* _Selected extract_
Imagine being a rock and roll journalist hanging out with the Rolling Stones in the recording studio when news that the band’s original founder, Brian Jones, had died of drowning. But instead of having the scoop of a lifetime, Keith Richards makes you swear to secrecy that you won’t write anything about it because they had to tell Brian’s parents first.
“I promised,” said the writer for Melody Maker magazine, “and you don’t break a promise to Keith Richards.”
For decades, Melody Maker was arguably the most influential rock and roll magazine in the world. But, it didn’t start out that way. It began in 1926 primarily as a trade magazine for jazz musicians. Its move into rock and roll and how it helped define music journalism and rock photography is detailed in Melody Makers, a documentary by Leslie Ann Coles that will be screened at the New Jersey Film Festival.

* _Recorded information_
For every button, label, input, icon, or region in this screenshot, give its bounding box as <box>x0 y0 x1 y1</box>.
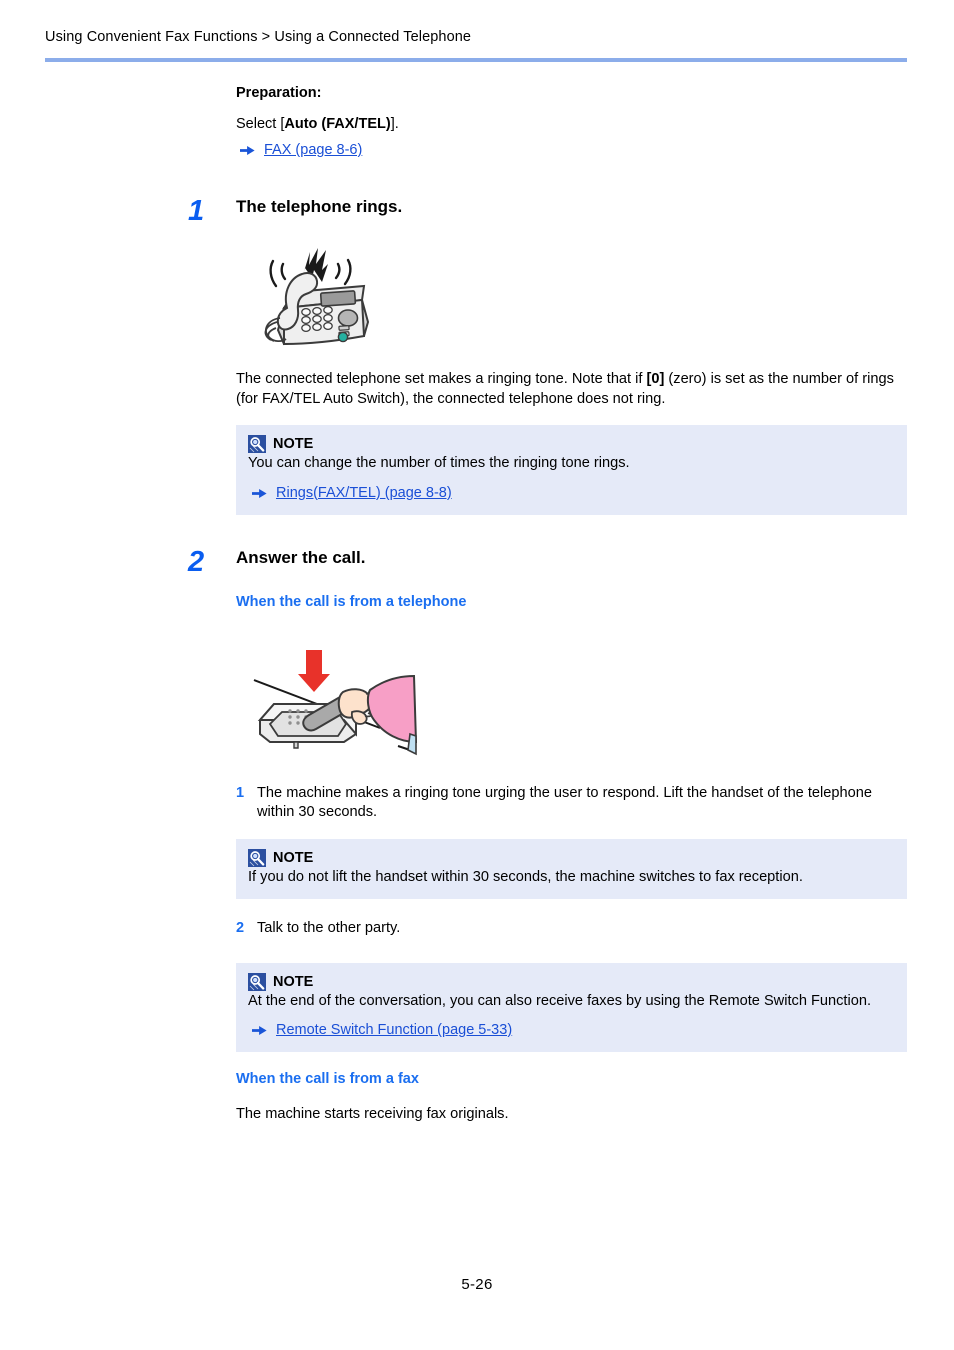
note-box-2-label: NOTE <box>273 849 314 866</box>
step-2-number: 2 <box>188 545 204 578</box>
step-1-paragraph-bold: [0] <box>646 371 665 387</box>
header-divider <box>45 58 907 62</box>
note-box-1-label: NOTE <box>273 436 314 452</box>
lift-handset-illustration <box>248 642 907 762</box>
preparation-instruction-suffix: ]. <box>390 116 399 132</box>
page-header: Using Convenient Fax Functions > Using a… <box>45 28 907 46</box>
preparation-link[interactable]: FAX (page 8-6) <box>264 141 362 160</box>
arrow-right-icon <box>252 488 267 499</box>
note-icon <box>248 848 266 867</box>
note-icon <box>248 435 266 453</box>
step-2-body: Answer the call. When the call is from a… <box>236 547 907 1125</box>
substep-1: 1 The machine makes a ringing tone urgin… <box>236 784 907 823</box>
ringing-telephone-illustration <box>250 234 907 356</box>
preparation-block: Preparation: Select [Auto (FAX/TEL)]. FA… <box>236 84 907 160</box>
note-box-3-link[interactable]: Remote Switch Function (page 5-33) <box>276 1021 512 1040</box>
breadcrumb: Using Convenient Fax Functions > Using a… <box>45 29 472 45</box>
note-box-3-crossreference[interactable]: Remote Switch Function (page 5-33) <box>252 1021 895 1040</box>
preparation-instruction-prefix: Select [ <box>236 116 285 132</box>
document-page: Using Convenient Fax Functions > Using a… <box>0 0 954 1350</box>
step-1-paragraph: The connected telephone set makes a ring… <box>236 370 907 409</box>
step-1-title: The telephone rings. <box>236 197 403 216</box>
note-box-3-text: At the end of the conversation, you can … <box>248 992 872 1009</box>
sub-heading-from-telephone: When the call is from a telephone <box>236 593 467 610</box>
preparation-instruction: Select [Auto (FAX/TEL)]. <box>236 115 907 134</box>
note-icon <box>248 972 266 991</box>
step-1: 1 The telephone rings. The connected tel… <box>188 196 907 515</box>
substep-2-number: 2 <box>236 920 245 936</box>
substep-2: 2 Talk to the other party. <box>236 919 907 939</box>
note-box-2: NOTE If you do not lift the handset with… <box>236 838 907 899</box>
note-box-1-crossreference[interactable]: Rings(FAX/TEL) (page 8-8) <box>252 484 895 503</box>
note-box-3-header: NOTE <box>248 972 895 991</box>
note-box-1-link[interactable]: Rings(FAX/TEL) (page 8-8) <box>276 484 452 503</box>
preparation-instruction-bold: Auto (FAX/TEL) <box>284 116 391 132</box>
page-number: 5-26 <box>461 1276 493 1293</box>
page-content: Preparation: Select [Auto (FAX/TEL)]. FA… <box>188 84 907 1125</box>
step-1-body: The telephone rings. The connected telep… <box>236 196 907 515</box>
arrow-right-icon <box>240 145 255 156</box>
page-footer: 5-26 <box>0 1276 954 1294</box>
note-box-2-header: NOTE <box>248 848 895 867</box>
arrow-right-icon <box>252 1025 267 1036</box>
sub-heading-from-fax: When the call is from a fax <box>236 1071 419 1087</box>
step-1-number: 1 <box>188 195 204 227</box>
note-box-2-text: If you do not lift the handset within 30… <box>248 868 803 885</box>
substep-1-number: 1 <box>236 784 245 801</box>
substep-1-text: The machine makes a ringing tone urging … <box>257 784 872 821</box>
note-box-1-header: NOTE <box>248 435 895 453</box>
fax-reception-text: The machine starts receiving fax origina… <box>236 1106 509 1122</box>
note-box-3-label: NOTE <box>273 973 314 990</box>
step-2: 2 Answer the call. When the call is from… <box>188 547 907 1125</box>
step-1-paragraph-part1: The connected telephone set makes a ring… <box>236 371 647 387</box>
step-2-title: Answer the call. <box>236 547 366 567</box>
substep-2-text: Talk to the other party. <box>257 920 401 936</box>
preparation-title: Preparation: <box>236 85 322 101</box>
note-box-3: NOTE At the end of the conversation, you… <box>236 962 907 1052</box>
note-box-1: NOTE You can change the number of times … <box>236 425 907 515</box>
note-box-1-text: You can change the number of times the r… <box>248 455 630 471</box>
preparation-crossreference[interactable]: FAX (page 8-6) <box>240 141 907 160</box>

* _Stated task 1_
Which people does the passage about Melody Maker magazine mention by name?
* _Stated task 2_
Copy everything in the records from the line containing "note-box-2-label: NOTE <box>273" down to the line containing "substep-2-number: 2 <box>236".

* _Expected answer 1_
Brian Jones
Keith Richards
Leslie Ann Coles

* _Expected answer 2_
note-box-2-label: NOTE <box>273 849 314 866</box>
step-2-number: 2 <box>188 545 204 578</box>
step-1-paragraph-bold: [0] <box>646 371 665 387</box>
header-divider <box>45 58 907 62</box>
note-box-1-label: NOTE <box>273 436 314 452</box>
lift-handset-illustration <box>248 642 907 762</box>
preparation-instruction-suffix: ]. <box>390 116 399 132</box>
page-header: Using Convenient Fax Functions > Using a… <box>45 28 907 46</box>
preparation-link[interactable]: FAX (page 8-6) <box>264 141 362 160</box>
arrow-right-icon <box>252 488 267 499</box>
note-icon <box>248 848 266 867</box>
note-icon <box>248 435 266 453</box>
step-2-body: Answer the call. When the call is from a… <box>236 547 907 1125</box>
substep-1: 1 The machine makes a ringing tone urgin… <box>236 784 907 823</box>
ringing-telephone-illustration <box>250 234 907 356</box>
preparation-block: Preparation: Select [Auto (FAX/TEL)]. FA… <box>236 84 907 160</box>
note-box-3-link[interactable]: Remote Switch Function (page 5-33) <box>276 1021 512 1040</box>
breadcrumb: Using Convenient Fax Functions > Using a… <box>45 29 472 45</box>
note-box-3-crossreference[interactable]: Remote Switch Function (page 5-33) <box>252 1021 895 1040</box>
preparation-instruction-prefix: Select [ <box>236 116 285 132</box>
document-page: Using Convenient Fax Functions > Using a… <box>0 0 954 1350</box>
step-1-paragraph: The connected telephone set makes a ring… <box>236 370 907 409</box>
step-1-title: The telephone rings. <box>236 197 403 216</box>
note-box-3-text: At the end of the conversation, you can … <box>248 992 872 1009</box>
sub-heading-from-telephone: When the call is from a telephone <box>236 593 467 610</box>
preparation-instruction: Select [Auto (FAX/TEL)]. <box>236 115 907 134</box>
note-icon <box>248 972 266 991</box>
step-1: 1 The telephone rings. The connected tel… <box>188 196 907 515</box>
substep-2-number: 2 <box>236 920 245 936</box>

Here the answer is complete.